GIVEN EXERCISE
Look through the data below. Show each line where the string "Mortality" occurs.

——

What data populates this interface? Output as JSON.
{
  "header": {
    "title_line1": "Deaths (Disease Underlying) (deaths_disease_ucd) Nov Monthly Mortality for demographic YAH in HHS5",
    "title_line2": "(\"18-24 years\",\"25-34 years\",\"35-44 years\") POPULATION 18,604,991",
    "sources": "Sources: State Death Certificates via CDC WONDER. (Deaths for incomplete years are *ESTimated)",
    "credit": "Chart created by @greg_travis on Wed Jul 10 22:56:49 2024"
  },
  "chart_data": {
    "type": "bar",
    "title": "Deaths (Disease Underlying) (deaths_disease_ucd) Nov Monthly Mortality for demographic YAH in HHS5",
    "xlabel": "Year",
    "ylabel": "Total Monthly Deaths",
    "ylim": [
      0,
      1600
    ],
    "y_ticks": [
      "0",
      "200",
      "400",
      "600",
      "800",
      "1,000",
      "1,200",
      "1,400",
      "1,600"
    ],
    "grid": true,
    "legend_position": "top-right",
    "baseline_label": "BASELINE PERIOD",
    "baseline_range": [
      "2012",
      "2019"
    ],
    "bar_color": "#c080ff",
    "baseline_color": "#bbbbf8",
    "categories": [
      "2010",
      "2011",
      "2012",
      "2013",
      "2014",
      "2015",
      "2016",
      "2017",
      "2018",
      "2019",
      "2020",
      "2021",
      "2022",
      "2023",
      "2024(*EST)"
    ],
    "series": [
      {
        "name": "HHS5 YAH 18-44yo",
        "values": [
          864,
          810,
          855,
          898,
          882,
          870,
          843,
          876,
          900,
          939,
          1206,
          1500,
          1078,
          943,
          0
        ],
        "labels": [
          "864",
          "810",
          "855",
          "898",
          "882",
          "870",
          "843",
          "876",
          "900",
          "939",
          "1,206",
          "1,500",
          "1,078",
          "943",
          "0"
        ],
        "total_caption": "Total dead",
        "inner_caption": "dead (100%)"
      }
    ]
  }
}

——

OUTPUT
    "title_line1": "Deaths (Disease Underlying) (deaths_disease_ucd) Nov Monthly Mortality for demographic YAH in HHS5",
    "title": "Deaths (Disease Underlying) (deaths_disease_ucd) Nov Monthly Mortality for demographic YAH in HHS5",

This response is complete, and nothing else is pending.